Gib alles vom Beginn der Einträge bis hinunter zur Zeile mit „- x-tick-label: 10000: [301, 496, 352, 515]“ wortgetreu aus, wobei beide Enden dazugehören.

::: Aufgabendaten :::

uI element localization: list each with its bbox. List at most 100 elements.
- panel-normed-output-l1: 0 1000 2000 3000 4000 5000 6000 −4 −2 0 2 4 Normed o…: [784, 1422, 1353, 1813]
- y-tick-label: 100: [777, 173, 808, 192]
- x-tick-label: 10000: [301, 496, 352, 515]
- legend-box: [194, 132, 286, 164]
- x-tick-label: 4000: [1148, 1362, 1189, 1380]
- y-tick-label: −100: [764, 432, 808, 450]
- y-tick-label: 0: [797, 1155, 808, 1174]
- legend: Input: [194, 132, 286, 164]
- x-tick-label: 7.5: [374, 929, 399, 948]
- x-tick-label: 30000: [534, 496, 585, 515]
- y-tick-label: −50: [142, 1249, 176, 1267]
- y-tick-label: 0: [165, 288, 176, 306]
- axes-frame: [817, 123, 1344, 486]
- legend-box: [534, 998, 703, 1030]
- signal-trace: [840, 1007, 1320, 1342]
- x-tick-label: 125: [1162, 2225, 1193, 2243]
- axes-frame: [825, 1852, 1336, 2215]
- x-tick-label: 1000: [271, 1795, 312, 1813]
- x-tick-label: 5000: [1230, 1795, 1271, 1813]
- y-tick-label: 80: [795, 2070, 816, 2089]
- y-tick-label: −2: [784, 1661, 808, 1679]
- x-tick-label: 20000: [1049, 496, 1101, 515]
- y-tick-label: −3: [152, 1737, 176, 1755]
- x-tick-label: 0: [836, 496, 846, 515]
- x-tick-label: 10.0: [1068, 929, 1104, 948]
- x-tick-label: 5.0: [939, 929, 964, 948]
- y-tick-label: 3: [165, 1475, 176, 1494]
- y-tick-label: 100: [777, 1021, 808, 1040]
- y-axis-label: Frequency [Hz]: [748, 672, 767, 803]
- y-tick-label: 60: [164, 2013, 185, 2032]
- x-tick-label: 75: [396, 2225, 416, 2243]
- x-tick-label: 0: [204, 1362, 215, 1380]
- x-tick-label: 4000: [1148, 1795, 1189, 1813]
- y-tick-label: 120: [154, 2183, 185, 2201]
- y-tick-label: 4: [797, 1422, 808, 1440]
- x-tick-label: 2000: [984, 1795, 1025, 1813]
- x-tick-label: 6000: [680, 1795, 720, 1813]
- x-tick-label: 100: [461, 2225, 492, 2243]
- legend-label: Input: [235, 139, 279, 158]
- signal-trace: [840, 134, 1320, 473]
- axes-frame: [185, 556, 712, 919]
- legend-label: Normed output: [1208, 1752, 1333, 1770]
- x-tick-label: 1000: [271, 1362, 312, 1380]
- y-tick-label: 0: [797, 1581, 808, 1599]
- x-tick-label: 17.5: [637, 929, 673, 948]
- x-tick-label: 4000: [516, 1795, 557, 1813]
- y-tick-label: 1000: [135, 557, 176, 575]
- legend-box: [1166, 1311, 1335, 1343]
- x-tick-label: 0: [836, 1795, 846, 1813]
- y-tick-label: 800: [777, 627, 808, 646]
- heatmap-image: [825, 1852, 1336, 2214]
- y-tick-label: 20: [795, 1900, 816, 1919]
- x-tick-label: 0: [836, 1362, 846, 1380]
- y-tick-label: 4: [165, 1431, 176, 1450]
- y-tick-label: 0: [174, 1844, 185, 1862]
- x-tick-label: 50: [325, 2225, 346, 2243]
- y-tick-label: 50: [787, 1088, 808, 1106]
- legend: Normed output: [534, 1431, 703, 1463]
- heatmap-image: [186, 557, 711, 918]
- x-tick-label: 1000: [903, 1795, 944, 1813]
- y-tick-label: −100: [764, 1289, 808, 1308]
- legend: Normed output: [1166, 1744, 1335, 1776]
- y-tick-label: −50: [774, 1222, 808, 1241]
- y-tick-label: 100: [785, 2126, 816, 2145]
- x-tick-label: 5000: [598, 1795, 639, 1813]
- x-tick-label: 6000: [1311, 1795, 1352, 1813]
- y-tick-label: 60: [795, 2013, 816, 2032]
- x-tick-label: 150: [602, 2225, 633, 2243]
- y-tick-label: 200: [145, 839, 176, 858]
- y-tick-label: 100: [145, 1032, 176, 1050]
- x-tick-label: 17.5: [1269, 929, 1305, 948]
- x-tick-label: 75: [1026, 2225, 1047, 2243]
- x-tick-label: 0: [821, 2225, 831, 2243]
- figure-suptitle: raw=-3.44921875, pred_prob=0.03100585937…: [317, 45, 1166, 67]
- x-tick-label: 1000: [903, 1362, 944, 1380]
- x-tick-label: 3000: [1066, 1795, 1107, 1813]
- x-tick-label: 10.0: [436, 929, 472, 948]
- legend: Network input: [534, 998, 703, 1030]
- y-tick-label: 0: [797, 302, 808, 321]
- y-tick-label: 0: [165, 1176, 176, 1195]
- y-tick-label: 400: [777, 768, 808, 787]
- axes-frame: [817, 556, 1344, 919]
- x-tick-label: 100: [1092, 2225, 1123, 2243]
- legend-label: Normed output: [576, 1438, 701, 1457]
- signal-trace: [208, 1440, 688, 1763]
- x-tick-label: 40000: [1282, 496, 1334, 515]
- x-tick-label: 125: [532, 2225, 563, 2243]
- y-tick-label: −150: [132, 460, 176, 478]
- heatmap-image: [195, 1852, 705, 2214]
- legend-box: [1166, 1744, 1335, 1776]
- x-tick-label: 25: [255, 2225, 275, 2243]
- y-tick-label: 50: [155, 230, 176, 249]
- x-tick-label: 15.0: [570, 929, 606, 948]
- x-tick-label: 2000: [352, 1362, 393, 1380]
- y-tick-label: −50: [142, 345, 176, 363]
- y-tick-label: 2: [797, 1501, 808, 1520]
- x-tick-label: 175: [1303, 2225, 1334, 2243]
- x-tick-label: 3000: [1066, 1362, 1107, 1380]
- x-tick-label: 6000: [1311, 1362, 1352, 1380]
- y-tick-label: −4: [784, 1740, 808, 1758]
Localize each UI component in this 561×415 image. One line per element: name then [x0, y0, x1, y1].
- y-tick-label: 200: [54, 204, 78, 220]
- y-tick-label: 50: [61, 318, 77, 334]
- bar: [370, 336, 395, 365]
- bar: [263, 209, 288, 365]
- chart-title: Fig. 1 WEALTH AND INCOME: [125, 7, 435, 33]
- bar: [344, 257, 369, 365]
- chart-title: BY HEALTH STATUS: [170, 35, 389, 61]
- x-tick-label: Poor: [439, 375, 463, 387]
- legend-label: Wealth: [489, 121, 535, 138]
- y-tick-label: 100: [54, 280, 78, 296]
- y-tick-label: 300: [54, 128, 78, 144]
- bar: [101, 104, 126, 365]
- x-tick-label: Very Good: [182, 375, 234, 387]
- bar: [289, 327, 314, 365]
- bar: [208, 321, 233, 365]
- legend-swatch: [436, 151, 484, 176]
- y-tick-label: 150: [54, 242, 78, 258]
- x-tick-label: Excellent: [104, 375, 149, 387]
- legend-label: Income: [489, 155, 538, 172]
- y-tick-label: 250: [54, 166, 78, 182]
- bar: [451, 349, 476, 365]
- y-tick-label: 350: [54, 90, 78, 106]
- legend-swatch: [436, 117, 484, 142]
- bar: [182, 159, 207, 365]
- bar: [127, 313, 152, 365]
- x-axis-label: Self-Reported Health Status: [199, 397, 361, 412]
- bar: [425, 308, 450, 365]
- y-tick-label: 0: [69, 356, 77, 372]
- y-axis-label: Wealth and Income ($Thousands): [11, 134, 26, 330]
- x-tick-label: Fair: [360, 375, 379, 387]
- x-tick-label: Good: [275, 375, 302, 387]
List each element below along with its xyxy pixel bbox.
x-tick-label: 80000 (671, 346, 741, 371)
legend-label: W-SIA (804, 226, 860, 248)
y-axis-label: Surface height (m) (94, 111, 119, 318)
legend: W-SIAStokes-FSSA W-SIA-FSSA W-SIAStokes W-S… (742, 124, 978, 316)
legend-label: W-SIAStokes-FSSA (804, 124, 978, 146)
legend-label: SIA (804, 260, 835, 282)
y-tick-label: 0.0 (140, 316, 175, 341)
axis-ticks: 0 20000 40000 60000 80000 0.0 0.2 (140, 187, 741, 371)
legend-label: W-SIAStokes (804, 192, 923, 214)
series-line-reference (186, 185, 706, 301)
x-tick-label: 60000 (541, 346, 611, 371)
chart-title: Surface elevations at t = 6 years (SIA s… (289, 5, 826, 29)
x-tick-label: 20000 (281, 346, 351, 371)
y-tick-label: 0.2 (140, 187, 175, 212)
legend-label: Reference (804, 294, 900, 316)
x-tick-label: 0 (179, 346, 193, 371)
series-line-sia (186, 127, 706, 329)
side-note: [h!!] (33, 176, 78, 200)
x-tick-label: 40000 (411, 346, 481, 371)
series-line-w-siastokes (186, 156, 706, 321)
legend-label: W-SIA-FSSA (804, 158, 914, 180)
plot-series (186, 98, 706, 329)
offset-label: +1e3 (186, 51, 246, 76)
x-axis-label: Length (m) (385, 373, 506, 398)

:::

# Fertige Antwort:
uI element localization: list each with its bbox. List at most 100 elements.
- panel-normed-output-l1: 0 1000 2000 3000 4000 5000 6000 −4 −2 0 2 4 Normed o…: [784, 1422, 1353, 1813]
- y-tick-label: 100: [777, 173, 808, 192]
- x-tick-label: 10000: [301, 496, 352, 515]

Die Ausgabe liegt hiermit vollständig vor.